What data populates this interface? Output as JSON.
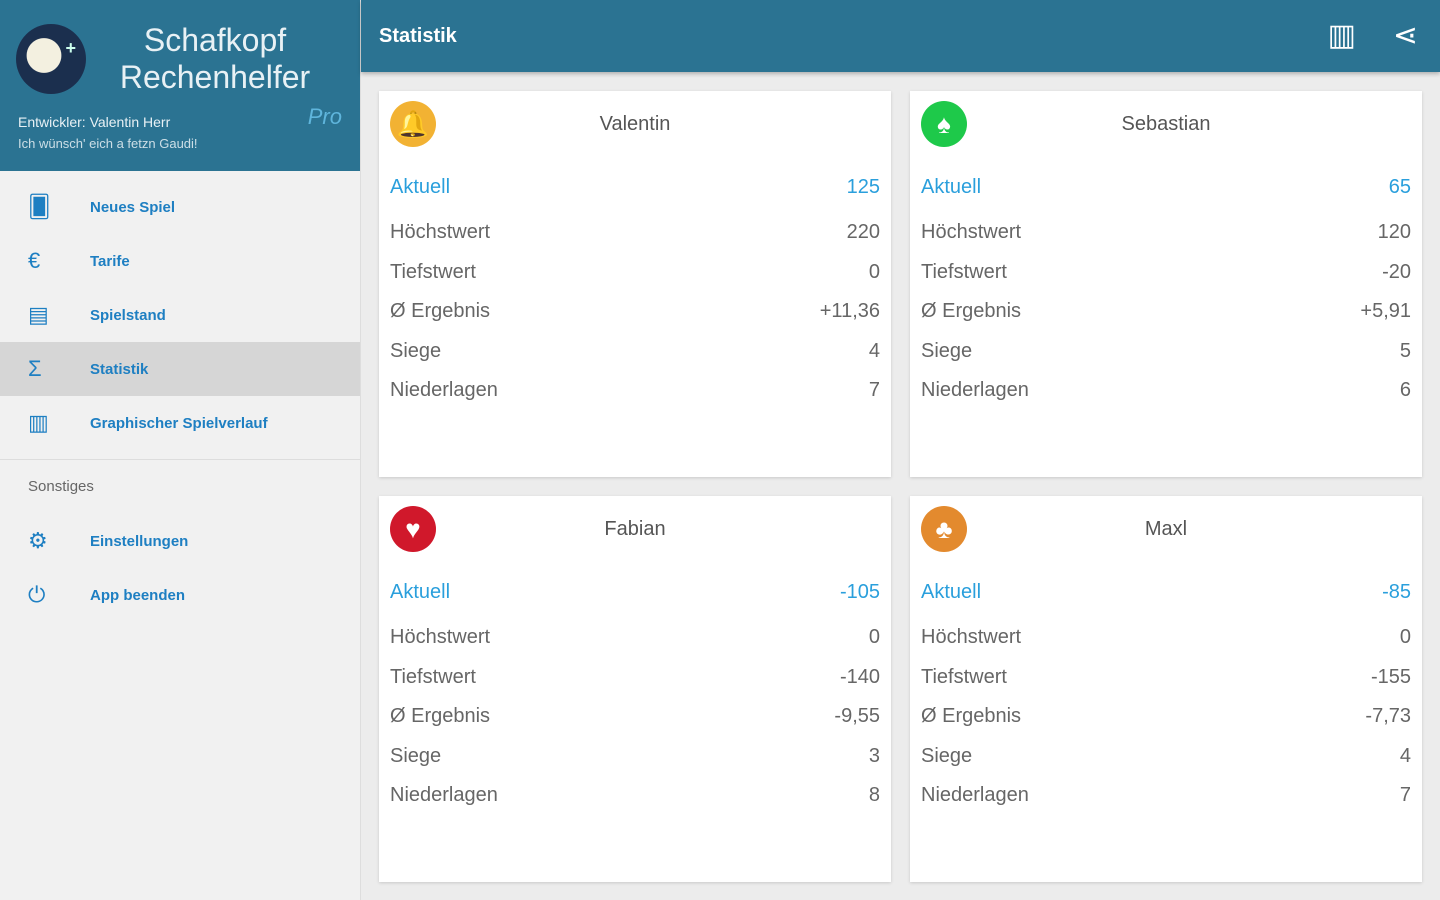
{
  "drawer": {
    "app_title": "Schafkopf Rechenhelfer",
    "pro": "Pro",
    "developer": "Entwickler: Valentin Herr",
    "motto": "Ich wünsch' eich a fetzn Gaudi!",
    "items": [
      {
        "label": "Neues Spiel",
        "icon": "cards-icon"
      },
      {
        "label": "Tarife",
        "icon": "euro-icon"
      },
      {
        "label": "Spielstand",
        "icon": "scoreboard-icon"
      },
      {
        "label": "Statistik",
        "icon": "sigma-icon"
      },
      {
        "label": "Graphischer Spielverlauf",
        "icon": "chart-icon"
      }
    ],
    "section": "Sonstiges",
    "other": [
      {
        "label": "Einstellungen",
        "icon": "gear-icon"
      },
      {
        "label": "App beenden",
        "icon": "power-icon"
      }
    ]
  },
  "toolbar": {
    "title": "Statistik"
  },
  "labels": {
    "current": "Aktuell",
    "max": "Höchstwert",
    "min": "Tiefstwert",
    "avg": "Ø Ergebnis",
    "wins": "Siege",
    "losses": "Niederlagen"
  },
  "players": [
    {
      "name": "Valentin",
      "suit": "schellen",
      "color": "#f2b233",
      "current": "125",
      "max": "220",
      "min": "0",
      "avg": "+11,36",
      "wins": "4",
      "losses": "7"
    },
    {
      "name": "Sebastian",
      "suit": "gras",
      "color": "#1ec94a",
      "current": "65",
      "max": "120",
      "min": "-20",
      "avg": "+5,91",
      "wins": "5",
      "losses": "6"
    },
    {
      "name": "Fabian",
      "suit": "herz",
      "color": "#d0182b",
      "current": "-105",
      "max": "0",
      "min": "-140",
      "avg": "-9,55",
      "wins": "3",
      "losses": "8"
    },
    {
      "name": "Maxl",
      "suit": "eichel",
      "color": "#e38a2e",
      "current": "-85",
      "max": "0",
      "min": "-155",
      "avg": "-7,73",
      "wins": "4",
      "losses": "7"
    }
  ]
}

# [Stated exercise]
Except for the pictures, give all the material above again verbatim.

# [The reply]
What data populates this interface? Output as JSON.
{
  "drawer": {
    "app_title": "Schafkopf Rechenhelfer",
    "pro": "Pro",
    "developer": "Entwickler: Valentin Herr",
    "motto": "Ich wünsch' eich a fetzn Gaudi!",
    "items": [
      {
        "label": "Neues Spiel",
        "icon": "cards-icon"
      },
      {
        "label": "Tarife",
        "icon": "euro-icon"
      },
      {
        "label": "Spielstand",
        "icon": "scoreboard-icon"
      },
      {
        "label": "Statistik",
        "icon": "sigma-icon"
      },
      {
        "label": "Graphischer Spielverlauf",
        "icon": "chart-icon"
      }
    ],
    "section": "Sonstiges",
    "other": [
      {
        "label": "Einstellungen",
        "icon": "gear-icon"
      },
      {
        "label": "App beenden",
        "icon": "power-icon"
      }
    ]
  },
  "toolbar": {
    "title": "Statistik"
  },
  "labels": {
    "current": "Aktuell",
    "max": "Höchstwert",
    "min": "Tiefstwert",
    "avg": "Ø Ergebnis",
    "wins": "Siege",
    "losses": "Niederlagen"
  },
  "players": [
    {
      "name": "Valentin",
      "suit": "schellen",
      "color": "#f2b233",
      "current": "125",
      "max": "220",
      "min": "0",
      "avg": "+11,36",
      "wins": "4",
      "losses": "7"
    },
    {
      "name": "Sebastian",
      "suit": "gras",
      "color": "#1ec94a",
      "current": "65",
      "max": "120",
      "min": "-20",
      "avg": "+5,91",
      "wins": "5",
      "losses": "6"
    },
    {
      "name": "Fabian",
      "suit": "herz",
      "color": "#d0182b",
      "current": "-105",
      "max": "0",
      "min": "-140",
      "avg": "-9,55",
      "wins": "3",
      "losses": "8"
    },
    {
      "name": "Maxl",
      "suit": "eichel",
      "color": "#e38a2e",
      "current": "-85",
      "max": "0",
      "min": "-155",
      "avg": "-7,73",
      "wins": "4",
      "losses": "7"
    }
  ]
}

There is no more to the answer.